§ EXERCISE REQUIREMENTS
In the material below, list every line carrying the string "Verbindung".

## start DATASET EXCERPTS

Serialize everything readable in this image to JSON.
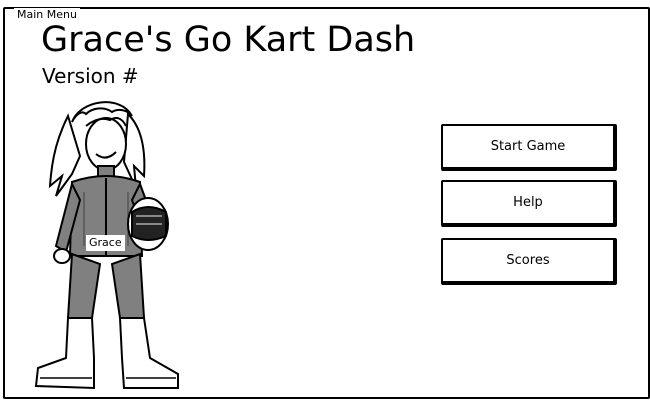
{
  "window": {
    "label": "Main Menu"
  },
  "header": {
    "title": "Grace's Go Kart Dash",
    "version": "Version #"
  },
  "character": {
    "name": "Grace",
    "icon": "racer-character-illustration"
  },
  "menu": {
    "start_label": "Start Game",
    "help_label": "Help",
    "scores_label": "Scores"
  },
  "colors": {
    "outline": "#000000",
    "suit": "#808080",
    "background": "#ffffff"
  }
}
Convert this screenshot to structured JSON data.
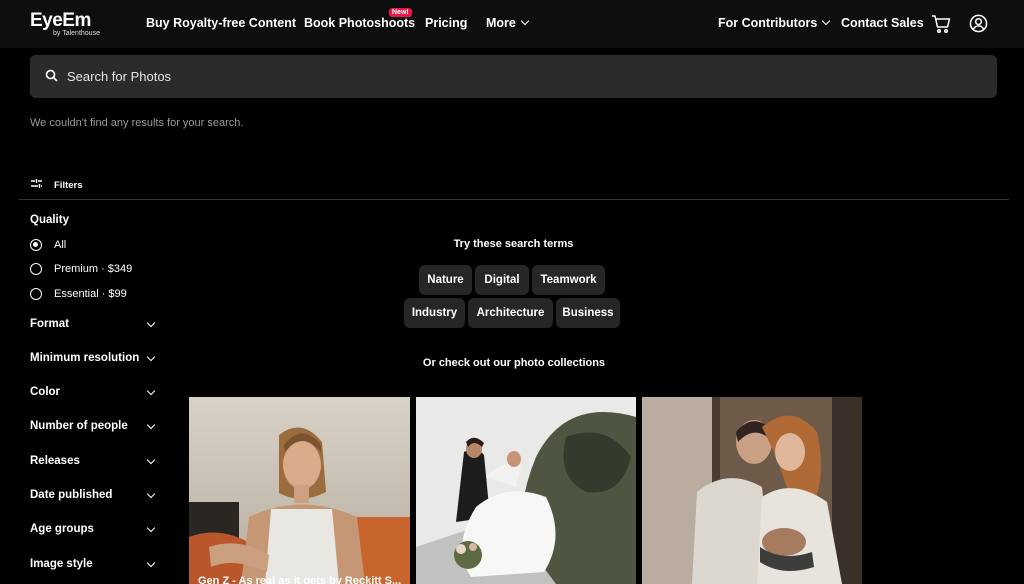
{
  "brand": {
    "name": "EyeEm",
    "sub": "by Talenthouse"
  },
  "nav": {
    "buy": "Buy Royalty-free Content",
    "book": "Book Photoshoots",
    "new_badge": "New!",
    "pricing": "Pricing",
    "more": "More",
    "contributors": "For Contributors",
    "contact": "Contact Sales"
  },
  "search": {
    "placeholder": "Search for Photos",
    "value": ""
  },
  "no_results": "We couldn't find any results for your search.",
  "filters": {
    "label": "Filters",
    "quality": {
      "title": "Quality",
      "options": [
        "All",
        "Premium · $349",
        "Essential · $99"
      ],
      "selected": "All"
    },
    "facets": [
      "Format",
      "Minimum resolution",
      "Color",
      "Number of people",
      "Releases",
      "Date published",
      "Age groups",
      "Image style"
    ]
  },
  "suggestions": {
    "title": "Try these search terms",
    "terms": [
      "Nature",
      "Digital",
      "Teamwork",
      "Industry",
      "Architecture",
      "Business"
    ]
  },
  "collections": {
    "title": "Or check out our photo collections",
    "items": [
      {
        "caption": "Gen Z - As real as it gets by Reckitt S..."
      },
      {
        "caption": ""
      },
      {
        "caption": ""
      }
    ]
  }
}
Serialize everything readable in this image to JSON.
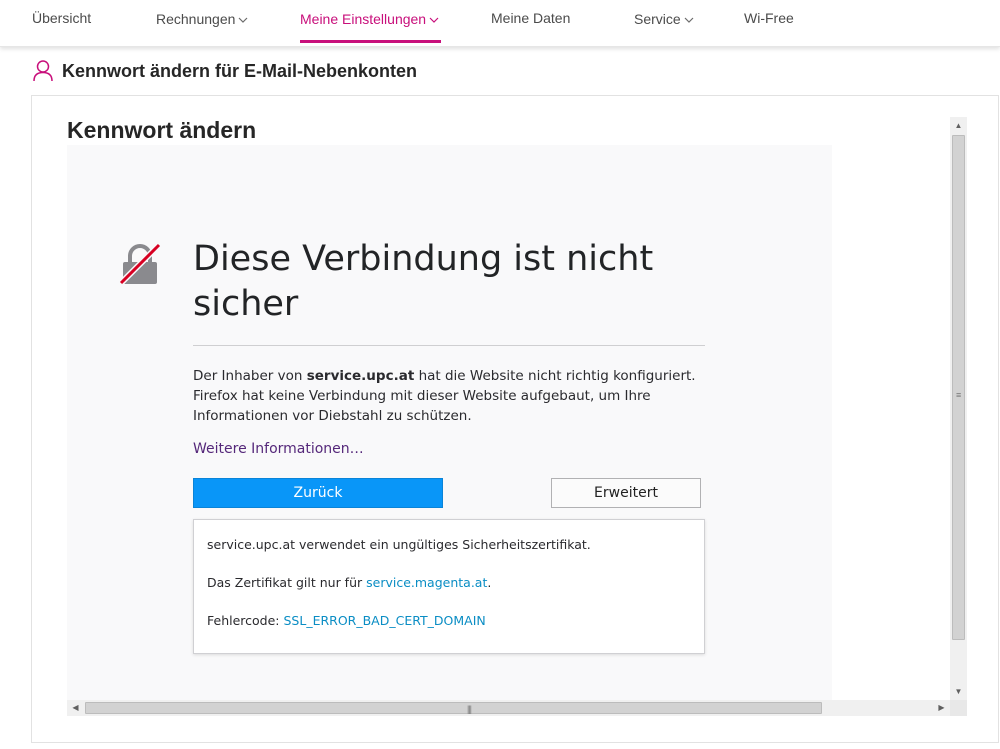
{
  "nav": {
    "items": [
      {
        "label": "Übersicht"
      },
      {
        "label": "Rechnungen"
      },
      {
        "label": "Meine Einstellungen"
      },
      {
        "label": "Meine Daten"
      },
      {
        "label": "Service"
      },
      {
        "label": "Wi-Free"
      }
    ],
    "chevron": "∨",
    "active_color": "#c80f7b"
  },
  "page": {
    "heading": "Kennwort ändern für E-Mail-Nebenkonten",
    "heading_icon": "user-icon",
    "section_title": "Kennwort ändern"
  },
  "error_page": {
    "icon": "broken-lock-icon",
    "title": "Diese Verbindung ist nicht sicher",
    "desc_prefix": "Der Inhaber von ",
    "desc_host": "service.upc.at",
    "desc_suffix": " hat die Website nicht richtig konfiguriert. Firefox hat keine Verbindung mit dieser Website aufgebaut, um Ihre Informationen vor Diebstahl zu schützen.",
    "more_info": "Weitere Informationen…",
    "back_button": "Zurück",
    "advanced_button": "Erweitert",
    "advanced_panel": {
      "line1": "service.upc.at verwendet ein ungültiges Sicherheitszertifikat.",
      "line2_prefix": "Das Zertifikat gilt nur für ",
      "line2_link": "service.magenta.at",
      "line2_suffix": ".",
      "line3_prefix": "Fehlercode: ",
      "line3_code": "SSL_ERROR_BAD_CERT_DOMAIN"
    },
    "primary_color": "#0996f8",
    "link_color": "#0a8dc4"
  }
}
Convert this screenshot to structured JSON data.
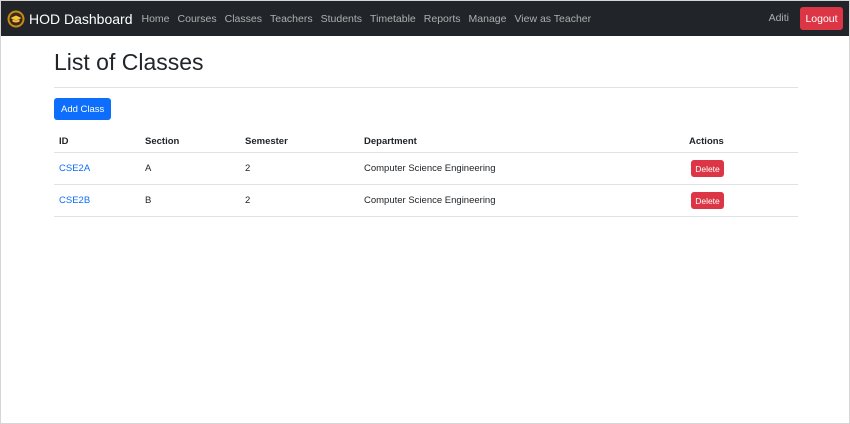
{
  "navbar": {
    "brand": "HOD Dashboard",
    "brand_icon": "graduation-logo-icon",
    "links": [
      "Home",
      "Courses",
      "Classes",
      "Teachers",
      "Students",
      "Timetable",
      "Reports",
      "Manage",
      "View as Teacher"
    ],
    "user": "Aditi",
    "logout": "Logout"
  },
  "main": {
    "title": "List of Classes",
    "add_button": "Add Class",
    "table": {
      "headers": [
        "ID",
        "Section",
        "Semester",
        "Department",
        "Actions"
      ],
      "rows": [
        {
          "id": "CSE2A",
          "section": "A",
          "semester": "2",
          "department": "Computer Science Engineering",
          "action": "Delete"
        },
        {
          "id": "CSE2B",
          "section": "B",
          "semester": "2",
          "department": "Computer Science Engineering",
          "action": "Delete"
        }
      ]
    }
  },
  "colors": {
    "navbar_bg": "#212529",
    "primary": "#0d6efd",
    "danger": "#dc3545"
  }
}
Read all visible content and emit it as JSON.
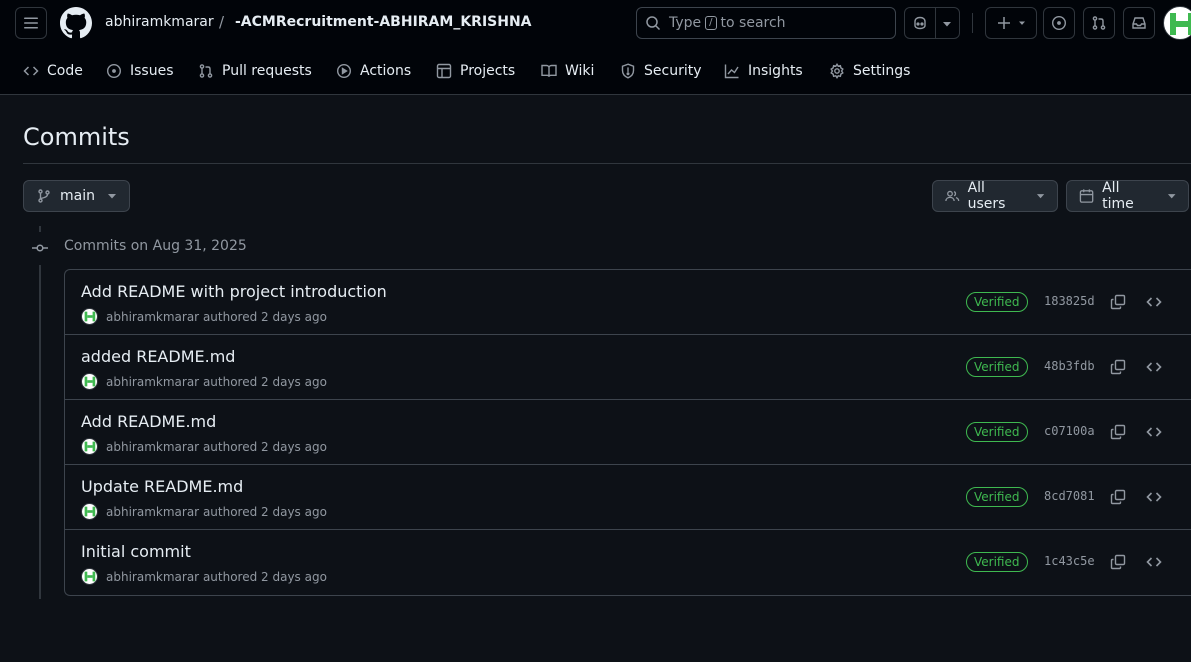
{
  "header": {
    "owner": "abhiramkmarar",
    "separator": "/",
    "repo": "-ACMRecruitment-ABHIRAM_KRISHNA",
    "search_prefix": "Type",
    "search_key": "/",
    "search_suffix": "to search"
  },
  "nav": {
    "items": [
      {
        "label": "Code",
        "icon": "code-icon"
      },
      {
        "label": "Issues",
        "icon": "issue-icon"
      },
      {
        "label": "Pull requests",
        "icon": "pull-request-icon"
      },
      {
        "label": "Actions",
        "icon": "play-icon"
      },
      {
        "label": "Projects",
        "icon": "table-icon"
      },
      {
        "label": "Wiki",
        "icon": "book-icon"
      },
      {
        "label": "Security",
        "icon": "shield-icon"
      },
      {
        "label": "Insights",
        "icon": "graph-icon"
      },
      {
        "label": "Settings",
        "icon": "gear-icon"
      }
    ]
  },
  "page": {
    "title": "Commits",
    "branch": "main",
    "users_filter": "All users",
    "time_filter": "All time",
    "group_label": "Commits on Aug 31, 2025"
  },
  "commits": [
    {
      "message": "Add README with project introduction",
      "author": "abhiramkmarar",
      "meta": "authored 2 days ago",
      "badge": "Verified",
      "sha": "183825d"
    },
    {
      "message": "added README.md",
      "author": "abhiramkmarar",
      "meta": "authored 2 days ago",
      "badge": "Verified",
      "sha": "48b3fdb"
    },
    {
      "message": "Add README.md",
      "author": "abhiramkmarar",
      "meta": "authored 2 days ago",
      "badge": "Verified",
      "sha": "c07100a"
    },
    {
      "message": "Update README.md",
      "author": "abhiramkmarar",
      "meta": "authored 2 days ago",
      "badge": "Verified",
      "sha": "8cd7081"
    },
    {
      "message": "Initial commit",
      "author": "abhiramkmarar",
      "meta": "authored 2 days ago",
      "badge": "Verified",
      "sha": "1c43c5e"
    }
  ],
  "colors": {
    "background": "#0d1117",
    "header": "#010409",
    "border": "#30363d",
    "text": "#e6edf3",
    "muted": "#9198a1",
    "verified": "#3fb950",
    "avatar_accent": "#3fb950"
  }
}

## end DATASET EXCERPTS

§ TASK ANSWER
    "title": "Diese Verbindung ist nicht sicher",
    "desc_suffix": " hat die Website nicht richtig konfiguriert. Firefox hat keine Verbindung mit dieser Website aufgebaut, um Ihre Informationen vor Diebstahl zu schützen.",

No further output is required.